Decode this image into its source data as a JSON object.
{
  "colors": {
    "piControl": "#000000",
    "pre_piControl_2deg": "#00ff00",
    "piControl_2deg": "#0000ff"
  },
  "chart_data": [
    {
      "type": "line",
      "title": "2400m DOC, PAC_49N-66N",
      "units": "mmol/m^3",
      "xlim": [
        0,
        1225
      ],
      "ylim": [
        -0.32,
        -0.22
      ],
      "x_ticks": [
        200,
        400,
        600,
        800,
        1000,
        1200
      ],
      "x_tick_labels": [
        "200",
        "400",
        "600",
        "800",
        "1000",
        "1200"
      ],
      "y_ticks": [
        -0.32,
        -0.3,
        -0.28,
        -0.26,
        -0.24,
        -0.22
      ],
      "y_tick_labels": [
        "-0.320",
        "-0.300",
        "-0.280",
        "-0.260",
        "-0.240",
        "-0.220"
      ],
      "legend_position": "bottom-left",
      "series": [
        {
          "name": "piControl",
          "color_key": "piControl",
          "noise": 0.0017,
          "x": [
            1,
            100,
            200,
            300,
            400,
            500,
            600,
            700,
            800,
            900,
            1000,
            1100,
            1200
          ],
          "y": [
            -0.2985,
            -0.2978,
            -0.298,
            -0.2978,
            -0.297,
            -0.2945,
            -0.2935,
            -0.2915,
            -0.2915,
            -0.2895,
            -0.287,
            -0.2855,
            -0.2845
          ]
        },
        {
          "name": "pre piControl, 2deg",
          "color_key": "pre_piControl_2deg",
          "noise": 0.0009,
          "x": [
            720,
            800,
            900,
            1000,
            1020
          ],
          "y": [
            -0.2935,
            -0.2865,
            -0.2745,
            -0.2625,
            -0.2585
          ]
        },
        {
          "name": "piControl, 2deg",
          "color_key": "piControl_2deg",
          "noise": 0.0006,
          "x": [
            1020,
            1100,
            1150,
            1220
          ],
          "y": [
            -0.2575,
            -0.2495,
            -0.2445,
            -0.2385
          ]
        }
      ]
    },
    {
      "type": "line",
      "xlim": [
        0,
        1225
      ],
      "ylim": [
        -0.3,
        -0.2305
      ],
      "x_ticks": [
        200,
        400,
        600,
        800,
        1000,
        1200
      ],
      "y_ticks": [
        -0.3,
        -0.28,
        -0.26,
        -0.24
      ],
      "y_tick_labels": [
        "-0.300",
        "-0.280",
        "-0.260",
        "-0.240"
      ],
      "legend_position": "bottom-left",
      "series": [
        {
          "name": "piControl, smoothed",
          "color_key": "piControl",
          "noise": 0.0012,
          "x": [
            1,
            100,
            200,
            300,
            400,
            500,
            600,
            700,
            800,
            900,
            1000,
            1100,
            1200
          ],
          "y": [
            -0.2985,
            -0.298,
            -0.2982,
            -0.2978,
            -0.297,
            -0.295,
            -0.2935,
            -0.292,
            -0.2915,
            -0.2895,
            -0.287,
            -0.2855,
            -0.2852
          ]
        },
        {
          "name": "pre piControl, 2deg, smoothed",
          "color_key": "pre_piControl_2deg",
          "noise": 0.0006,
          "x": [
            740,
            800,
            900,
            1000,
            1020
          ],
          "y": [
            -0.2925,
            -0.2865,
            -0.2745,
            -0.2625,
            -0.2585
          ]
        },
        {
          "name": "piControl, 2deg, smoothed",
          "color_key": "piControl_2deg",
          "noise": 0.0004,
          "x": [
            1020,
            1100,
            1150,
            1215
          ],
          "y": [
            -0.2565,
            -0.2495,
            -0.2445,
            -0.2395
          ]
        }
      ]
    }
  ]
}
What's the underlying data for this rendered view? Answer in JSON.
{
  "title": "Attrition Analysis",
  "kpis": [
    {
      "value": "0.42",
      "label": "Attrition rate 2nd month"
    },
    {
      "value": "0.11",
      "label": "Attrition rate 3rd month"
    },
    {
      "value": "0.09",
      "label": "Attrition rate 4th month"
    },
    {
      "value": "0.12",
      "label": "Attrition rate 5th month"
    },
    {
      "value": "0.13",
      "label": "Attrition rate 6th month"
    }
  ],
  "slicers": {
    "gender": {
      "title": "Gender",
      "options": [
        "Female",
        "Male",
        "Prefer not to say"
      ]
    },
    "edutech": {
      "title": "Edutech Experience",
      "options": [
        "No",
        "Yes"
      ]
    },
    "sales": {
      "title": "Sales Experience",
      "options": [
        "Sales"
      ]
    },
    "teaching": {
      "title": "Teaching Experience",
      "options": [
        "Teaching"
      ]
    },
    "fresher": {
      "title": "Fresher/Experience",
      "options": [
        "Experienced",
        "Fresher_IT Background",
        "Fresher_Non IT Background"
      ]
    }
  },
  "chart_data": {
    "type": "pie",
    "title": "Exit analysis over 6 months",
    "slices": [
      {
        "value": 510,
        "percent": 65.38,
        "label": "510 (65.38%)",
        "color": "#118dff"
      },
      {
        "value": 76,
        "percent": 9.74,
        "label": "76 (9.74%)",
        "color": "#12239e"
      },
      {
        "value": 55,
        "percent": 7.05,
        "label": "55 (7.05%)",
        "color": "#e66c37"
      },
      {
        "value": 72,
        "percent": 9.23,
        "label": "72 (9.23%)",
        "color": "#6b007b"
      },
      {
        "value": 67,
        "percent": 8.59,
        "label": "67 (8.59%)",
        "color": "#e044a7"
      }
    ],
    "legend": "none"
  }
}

[WRITTEN PROBLEM] Take the records above and return them exactly as written.

[ANSWER BELOW]
Decode this image into its source data as a JSON object.
{
  "colors": {
    "piControl": "#000000",
    "pre_piControl_2deg": "#00ff00",
    "piControl_2deg": "#0000ff"
  },
  "chart_data": [
    {
      "type": "line",
      "title": "2400m DOC, PAC_49N-66N",
      "units": "mmol/m^3",
      "xlim": [
        0,
        1225
      ],
      "ylim": [
        -0.32,
        -0.22
      ],
      "x_ticks": [
        200,
        400,
        600,
        800,
        1000,
        1200
      ],
      "x_tick_labels": [
        "200",
        "400",
        "600",
        "800",
        "1000",
        "1200"
      ],
      "y_ticks": [
        -0.32,
        -0.3,
        -0.28,
        -0.26,
        -0.24,
        -0.22
      ],
      "y_tick_labels": [
        "-0.320",
        "-0.300",
        "-0.280",
        "-0.260",
        "-0.240",
        "-0.220"
      ],
      "legend_position": "bottom-left",
      "series": [
        {
          "name": "piControl",
          "color_key": "piControl",
          "noise": 0.0017,
          "x": [
            1,
            100,
            200,
            300,
            400,
            500,
            600,
            700,
            800,
            900,
            1000,
            1100,
            1200
          ],
          "y": [
            -0.2985,
            -0.2978,
            -0.298,
            -0.2978,
            -0.297,
            -0.2945,
            -0.2935,
            -0.2915,
            -0.2915,
            -0.2895,
            -0.287,
            -0.2855,
            -0.2845
          ]
        },
        {
          "name": "pre piControl, 2deg",
          "color_key": "pre_piControl_2deg",
          "noise": 0.0009,
          "x": [
            720,
            800,
            900,
            1000,
            1020
          ],
          "y": [
            -0.2935,
            -0.2865,
            -0.2745,
            -0.2625,
            -0.2585
          ]
        },
        {
          "name": "piControl, 2deg",
          "color_key": "piControl_2deg",
          "noise": 0.0006,
          "x": [
            1020,
            1100,
            1150,
            1220
          ],
          "y": [
            -0.2575,
            -0.2495,
            -0.2445,
            -0.2385
          ]
        }
      ]
    },
    {
      "type": "line",
      "xlim": [
        0,
        1225
      ],
      "ylim": [
        -0.3,
        -0.2305
      ],
      "x_ticks": [
        200,
        400,
        600,
        800,
        1000,
        1200
      ],
      "y_ticks": [
        -0.3,
        -0.28,
        -0.26,
        -0.24
      ],
      "y_tick_labels": [
        "-0.300",
        "-0.280",
        "-0.260",
        "-0.240"
      ],
      "legend_position": "bottom-left",
      "series": [
        {
          "name": "piControl, smoothed",
          "color_key": "piControl",
          "noise": 0.0012,
          "x": [
            1,
            100,
            200,
            300,
            400,
            500,
            600,
            700,
            800,
            900,
            1000,
            1100,
            1200
          ],
          "y": [
            -0.2985,
            -0.298,
            -0.2982,
            -0.2978,
            -0.297,
            -0.295,
            -0.2935,
            -0.292,
            -0.2915,
            -0.2895,
            -0.287,
            -0.2855,
            -0.2852
          ]
        },
        {
          "name": "pre piControl, 2deg, smoothed",
          "color_key": "pre_piControl_2deg",
          "noise": 0.0006,
          "x": [
            740,
            800,
            900,
            1000,
            1020
          ],
          "y": [
            -0.2925,
            -0.2865,
            -0.2745,
            -0.2625,
            -0.2585
          ]
        },
        {
          "name": "piControl, 2deg, smoothed",
          "color_key": "piControl_2deg",
          "noise": 0.0004,
          "x": [
            1020,
            1100,
            1150,
            1215
          ],
          "y": [
            -0.2565,
            -0.2495,
            -0.2445,
            -0.2395
          ]
        }
      ]
    }
  ]
}
What's the underlying data for this rendered view? Answer in JSON.
{
  "title": "Attrition Analysis",
  "kpis": [
    {
      "value": "0.42",
      "label": "Attrition rate 2nd month"
    },
    {
      "value": "0.11",
      "label": "Attrition rate 3rd month"
    },
    {
      "value": "0.09",
      "label": "Attrition rate 4th month"
    },
    {
      "value": "0.12",
      "label": "Attrition rate 5th month"
    },
    {
      "value": "0.13",
      "label": "Attrition rate 6th month"
    }
  ],
  "slicers": {
    "gender": {
      "title": "Gender",
      "options": [
        "Female",
        "Male",
        "Prefer not to say"
      ]
    },
    "edutech": {
      "title": "Edutech Experience",
      "options": [
        "No",
        "Yes"
      ]
    },
    "sales": {
      "title": "Sales Experience",
      "options": [
        "Sales"
      ]
    },
    "teaching": {
      "title": "Teaching Experience",
      "options": [
        "Teaching"
      ]
    },
    "fresher": {
      "title": "Fresher/Experience",
      "options": [
        "Experienced",
        "Fresher_IT Background",
        "Fresher_Non IT Background"
      ]
    }
  },
  "chart_data": {
    "type": "pie",
    "title": "Exit analysis over 6 months",
    "slices": [
      {
        "value": 510,
        "percent": 65.38,
        "label": "510 (65.38%)",
        "color": "#118dff"
      },
      {
        "value": 76,
        "percent": 9.74,
        "label": "76 (9.74%)",
        "color": "#12239e"
      },
      {
        "value": 55,
        "percent": 7.05,
        "label": "55 (7.05%)",
        "color": "#e66c37"
      },
      {
        "value": 72,
        "percent": 9.23,
        "label": "72 (9.23%)",
        "color": "#6b007b"
      },
      {
        "value": 67,
        "percent": 8.59,
        "label": "67 (8.59%)",
        "color": "#e044a7"
      }
    ],
    "legend": "none"
  }
}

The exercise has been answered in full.